(YOUR OBJECTIVE) For this exercise, copy out each line of the material below that includes "with".

[begin DATASET ENTRIES]

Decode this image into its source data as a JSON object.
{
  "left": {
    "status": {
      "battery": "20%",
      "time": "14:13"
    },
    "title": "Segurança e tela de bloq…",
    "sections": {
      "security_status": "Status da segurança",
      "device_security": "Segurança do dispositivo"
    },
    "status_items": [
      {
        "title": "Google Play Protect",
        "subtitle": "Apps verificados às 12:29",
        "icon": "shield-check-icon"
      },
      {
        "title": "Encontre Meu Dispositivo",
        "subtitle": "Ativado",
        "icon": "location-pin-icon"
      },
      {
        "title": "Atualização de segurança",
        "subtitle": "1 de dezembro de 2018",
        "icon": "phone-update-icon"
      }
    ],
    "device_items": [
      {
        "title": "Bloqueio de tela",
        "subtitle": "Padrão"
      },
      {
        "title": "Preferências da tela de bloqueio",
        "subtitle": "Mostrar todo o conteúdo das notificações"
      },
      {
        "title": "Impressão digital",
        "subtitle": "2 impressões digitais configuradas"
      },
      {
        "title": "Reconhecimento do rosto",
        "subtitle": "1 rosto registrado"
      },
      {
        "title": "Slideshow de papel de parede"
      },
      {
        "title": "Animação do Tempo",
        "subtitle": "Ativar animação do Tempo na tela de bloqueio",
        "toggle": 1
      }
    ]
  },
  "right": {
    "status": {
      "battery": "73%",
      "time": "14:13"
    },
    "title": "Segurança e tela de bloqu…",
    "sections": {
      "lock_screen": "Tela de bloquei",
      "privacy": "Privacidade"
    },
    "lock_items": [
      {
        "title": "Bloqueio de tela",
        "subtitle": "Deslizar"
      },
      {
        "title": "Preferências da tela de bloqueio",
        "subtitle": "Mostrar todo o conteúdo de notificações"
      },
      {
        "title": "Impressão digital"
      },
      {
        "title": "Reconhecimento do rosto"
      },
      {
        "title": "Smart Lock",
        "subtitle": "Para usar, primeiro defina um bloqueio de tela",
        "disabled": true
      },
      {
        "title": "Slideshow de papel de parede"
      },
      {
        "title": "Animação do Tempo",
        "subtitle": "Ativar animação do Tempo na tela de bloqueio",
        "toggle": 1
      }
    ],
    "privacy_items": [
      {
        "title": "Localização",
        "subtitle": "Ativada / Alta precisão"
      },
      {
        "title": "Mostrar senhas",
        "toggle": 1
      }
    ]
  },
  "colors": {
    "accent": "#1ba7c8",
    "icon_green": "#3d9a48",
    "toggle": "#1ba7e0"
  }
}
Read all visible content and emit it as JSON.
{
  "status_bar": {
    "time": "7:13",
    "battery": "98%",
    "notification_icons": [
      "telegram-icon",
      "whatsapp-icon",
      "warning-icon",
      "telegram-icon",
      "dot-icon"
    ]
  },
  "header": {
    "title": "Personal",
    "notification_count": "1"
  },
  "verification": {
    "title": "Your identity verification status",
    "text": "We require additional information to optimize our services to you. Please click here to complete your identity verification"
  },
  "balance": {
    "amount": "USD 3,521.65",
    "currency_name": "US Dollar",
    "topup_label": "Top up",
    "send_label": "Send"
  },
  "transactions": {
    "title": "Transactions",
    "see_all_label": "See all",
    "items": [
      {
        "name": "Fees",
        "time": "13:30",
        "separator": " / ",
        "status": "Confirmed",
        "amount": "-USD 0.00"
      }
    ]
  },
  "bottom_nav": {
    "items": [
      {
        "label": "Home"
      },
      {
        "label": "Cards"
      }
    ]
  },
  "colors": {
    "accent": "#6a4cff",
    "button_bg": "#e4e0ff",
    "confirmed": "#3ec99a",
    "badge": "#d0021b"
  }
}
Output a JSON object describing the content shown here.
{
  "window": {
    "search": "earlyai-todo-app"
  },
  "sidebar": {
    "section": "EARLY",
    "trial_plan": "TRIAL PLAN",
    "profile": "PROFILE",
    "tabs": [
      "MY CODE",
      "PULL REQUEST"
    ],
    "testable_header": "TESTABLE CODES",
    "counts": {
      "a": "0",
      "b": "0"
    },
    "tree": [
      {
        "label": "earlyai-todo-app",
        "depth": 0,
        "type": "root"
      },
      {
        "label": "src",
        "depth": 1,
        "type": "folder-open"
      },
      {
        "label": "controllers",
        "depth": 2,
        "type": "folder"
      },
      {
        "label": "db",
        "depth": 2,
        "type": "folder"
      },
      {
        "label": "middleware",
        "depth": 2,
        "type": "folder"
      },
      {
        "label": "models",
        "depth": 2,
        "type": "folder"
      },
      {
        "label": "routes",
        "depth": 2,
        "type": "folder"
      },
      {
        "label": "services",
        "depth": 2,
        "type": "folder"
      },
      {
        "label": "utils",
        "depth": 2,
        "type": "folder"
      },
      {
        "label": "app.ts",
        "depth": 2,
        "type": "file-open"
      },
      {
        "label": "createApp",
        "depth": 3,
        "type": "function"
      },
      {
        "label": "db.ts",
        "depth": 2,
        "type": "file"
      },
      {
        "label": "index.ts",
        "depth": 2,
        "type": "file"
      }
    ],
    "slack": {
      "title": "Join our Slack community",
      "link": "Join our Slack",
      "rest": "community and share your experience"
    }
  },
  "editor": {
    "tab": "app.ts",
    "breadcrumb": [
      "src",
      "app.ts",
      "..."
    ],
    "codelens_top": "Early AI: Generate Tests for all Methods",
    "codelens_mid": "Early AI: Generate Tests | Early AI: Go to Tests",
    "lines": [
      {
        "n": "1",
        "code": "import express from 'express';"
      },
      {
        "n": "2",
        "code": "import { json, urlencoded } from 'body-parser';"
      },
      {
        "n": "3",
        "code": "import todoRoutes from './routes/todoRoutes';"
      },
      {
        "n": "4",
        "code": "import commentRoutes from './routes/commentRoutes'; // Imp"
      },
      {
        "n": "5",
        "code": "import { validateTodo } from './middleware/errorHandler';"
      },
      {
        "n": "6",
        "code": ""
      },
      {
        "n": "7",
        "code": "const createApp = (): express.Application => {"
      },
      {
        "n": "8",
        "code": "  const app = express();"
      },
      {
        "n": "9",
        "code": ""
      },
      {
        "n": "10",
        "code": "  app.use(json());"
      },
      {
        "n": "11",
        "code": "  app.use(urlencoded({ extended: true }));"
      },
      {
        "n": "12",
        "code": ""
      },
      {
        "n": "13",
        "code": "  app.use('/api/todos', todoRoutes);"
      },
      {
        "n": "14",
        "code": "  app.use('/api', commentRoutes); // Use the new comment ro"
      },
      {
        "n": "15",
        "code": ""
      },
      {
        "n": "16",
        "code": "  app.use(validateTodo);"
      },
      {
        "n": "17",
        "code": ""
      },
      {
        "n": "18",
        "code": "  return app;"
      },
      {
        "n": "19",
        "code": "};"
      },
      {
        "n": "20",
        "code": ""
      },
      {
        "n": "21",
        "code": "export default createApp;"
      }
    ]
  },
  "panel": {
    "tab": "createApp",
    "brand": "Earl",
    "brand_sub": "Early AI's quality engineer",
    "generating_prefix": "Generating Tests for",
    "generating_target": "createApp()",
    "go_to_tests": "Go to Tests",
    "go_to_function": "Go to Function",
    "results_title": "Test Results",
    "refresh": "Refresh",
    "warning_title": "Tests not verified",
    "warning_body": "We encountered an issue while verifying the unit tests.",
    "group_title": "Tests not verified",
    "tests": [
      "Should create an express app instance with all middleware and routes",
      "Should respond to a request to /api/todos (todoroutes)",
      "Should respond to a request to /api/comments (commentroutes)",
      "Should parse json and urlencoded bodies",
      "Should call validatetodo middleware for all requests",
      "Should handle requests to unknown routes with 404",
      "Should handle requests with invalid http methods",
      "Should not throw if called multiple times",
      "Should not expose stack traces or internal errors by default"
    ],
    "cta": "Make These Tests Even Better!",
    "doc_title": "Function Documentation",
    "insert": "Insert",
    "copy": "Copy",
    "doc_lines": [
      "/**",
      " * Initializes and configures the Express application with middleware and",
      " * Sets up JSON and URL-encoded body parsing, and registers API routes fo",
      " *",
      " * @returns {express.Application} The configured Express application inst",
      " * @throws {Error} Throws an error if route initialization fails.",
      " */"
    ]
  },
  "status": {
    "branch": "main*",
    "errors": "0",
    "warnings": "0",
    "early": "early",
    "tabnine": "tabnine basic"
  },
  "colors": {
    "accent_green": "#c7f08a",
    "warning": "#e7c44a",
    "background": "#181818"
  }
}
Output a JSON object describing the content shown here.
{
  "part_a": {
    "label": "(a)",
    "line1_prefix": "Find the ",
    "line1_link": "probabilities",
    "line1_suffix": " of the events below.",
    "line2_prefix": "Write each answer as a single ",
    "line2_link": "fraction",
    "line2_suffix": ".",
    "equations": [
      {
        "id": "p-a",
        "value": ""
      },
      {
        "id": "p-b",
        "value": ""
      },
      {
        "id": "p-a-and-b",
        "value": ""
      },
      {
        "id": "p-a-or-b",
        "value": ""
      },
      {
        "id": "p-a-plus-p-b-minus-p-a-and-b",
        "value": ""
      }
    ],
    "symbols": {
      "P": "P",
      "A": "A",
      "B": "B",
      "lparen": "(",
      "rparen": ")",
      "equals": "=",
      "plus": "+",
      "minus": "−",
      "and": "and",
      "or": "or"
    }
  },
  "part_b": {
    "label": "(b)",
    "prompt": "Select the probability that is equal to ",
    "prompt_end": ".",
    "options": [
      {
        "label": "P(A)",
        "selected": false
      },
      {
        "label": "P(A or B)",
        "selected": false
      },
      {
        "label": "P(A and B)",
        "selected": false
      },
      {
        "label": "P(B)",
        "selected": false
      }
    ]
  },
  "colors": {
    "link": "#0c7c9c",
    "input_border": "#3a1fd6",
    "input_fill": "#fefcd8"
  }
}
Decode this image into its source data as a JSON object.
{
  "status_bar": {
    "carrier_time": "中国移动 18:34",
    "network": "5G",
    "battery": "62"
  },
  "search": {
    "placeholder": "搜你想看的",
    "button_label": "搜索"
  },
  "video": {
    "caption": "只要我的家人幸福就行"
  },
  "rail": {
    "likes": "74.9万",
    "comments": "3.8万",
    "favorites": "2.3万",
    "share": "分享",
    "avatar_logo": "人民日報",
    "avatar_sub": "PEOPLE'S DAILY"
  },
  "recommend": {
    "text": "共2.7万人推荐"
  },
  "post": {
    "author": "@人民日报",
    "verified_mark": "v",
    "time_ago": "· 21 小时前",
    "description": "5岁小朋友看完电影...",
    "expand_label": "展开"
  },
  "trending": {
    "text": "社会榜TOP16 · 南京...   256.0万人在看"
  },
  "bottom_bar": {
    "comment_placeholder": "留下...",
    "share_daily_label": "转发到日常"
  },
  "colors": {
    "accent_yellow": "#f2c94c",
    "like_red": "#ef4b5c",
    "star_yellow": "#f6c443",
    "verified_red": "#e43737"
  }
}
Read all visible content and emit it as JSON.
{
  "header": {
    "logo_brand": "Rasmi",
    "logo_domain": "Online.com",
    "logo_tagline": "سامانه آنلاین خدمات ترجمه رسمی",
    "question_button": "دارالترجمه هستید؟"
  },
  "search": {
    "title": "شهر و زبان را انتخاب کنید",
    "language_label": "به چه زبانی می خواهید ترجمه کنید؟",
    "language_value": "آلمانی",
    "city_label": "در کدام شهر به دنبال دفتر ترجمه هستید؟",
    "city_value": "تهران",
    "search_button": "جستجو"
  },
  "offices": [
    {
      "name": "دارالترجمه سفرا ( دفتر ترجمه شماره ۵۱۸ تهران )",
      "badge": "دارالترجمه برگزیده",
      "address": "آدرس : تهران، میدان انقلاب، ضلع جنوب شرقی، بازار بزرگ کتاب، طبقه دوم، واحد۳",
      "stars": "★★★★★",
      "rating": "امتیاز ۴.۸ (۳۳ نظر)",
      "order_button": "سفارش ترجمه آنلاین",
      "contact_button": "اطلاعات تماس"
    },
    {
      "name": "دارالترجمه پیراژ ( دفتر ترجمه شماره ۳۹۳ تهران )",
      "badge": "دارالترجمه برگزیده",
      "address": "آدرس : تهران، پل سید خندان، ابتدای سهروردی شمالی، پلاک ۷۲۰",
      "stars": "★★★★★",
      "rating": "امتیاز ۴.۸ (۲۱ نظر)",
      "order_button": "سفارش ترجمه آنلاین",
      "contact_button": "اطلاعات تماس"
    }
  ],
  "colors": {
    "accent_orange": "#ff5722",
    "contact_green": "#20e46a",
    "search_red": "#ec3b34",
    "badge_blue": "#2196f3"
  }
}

[end DATASET ENTRIES]

(ANSWER TO THE PROBLEM)
      "Should create an express app instance with all middleware and routes",
      "Should handle requests to unknown routes with 404",
      "Should handle requests with invalid http methods",
      " * Initializes and configures the Express application with middleware and",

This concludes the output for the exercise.